Extract the lines of the listing from its first line through the line that contains "delivery-from-label-en: (Waste delivery", and reproduce them without any change.
# start of Data records
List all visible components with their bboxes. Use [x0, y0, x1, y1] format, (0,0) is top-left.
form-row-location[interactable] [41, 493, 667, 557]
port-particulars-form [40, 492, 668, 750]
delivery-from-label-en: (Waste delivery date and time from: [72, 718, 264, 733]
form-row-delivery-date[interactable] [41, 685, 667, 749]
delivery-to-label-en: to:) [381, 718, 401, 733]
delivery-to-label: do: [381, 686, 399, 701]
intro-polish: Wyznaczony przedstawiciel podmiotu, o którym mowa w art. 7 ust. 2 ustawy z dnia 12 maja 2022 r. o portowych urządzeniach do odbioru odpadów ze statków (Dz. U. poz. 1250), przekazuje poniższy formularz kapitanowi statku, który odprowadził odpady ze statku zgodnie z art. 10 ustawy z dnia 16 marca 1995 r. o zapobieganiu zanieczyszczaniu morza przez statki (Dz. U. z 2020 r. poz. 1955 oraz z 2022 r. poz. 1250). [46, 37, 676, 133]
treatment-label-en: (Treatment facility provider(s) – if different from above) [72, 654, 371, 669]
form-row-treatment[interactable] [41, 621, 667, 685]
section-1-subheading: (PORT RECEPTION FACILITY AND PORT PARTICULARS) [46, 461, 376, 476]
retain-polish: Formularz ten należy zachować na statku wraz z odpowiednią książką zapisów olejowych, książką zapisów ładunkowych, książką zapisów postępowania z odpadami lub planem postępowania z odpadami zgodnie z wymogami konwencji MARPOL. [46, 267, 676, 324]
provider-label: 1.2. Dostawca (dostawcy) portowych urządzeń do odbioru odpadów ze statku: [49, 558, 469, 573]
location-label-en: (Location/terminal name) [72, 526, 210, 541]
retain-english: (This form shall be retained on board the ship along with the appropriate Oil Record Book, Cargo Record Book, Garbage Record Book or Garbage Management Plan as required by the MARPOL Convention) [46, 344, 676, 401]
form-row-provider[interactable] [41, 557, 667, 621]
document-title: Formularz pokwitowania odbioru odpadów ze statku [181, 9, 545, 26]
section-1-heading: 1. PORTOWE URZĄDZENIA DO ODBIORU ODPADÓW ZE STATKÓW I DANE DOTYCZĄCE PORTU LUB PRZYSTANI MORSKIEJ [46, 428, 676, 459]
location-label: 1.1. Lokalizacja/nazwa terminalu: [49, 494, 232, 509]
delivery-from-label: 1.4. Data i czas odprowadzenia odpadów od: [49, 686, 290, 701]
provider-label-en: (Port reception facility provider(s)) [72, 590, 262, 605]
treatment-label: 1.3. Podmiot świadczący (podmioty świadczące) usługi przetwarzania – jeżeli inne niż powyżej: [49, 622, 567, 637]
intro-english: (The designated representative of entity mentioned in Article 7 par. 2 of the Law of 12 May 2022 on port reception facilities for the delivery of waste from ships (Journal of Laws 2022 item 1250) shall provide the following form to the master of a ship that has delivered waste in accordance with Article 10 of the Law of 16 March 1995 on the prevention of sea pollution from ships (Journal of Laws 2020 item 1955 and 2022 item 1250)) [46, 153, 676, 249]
# end of Data records
Response:
List all visible components with their bboxes. Use [x0, y0, x1, y1] format, (0,0) is top-left.
form-row-location[interactable] [41, 493, 667, 557]
port-particulars-form [40, 492, 668, 750]
delivery-from-label-en: (Waste delivery date and time from: [72, 718, 264, 733]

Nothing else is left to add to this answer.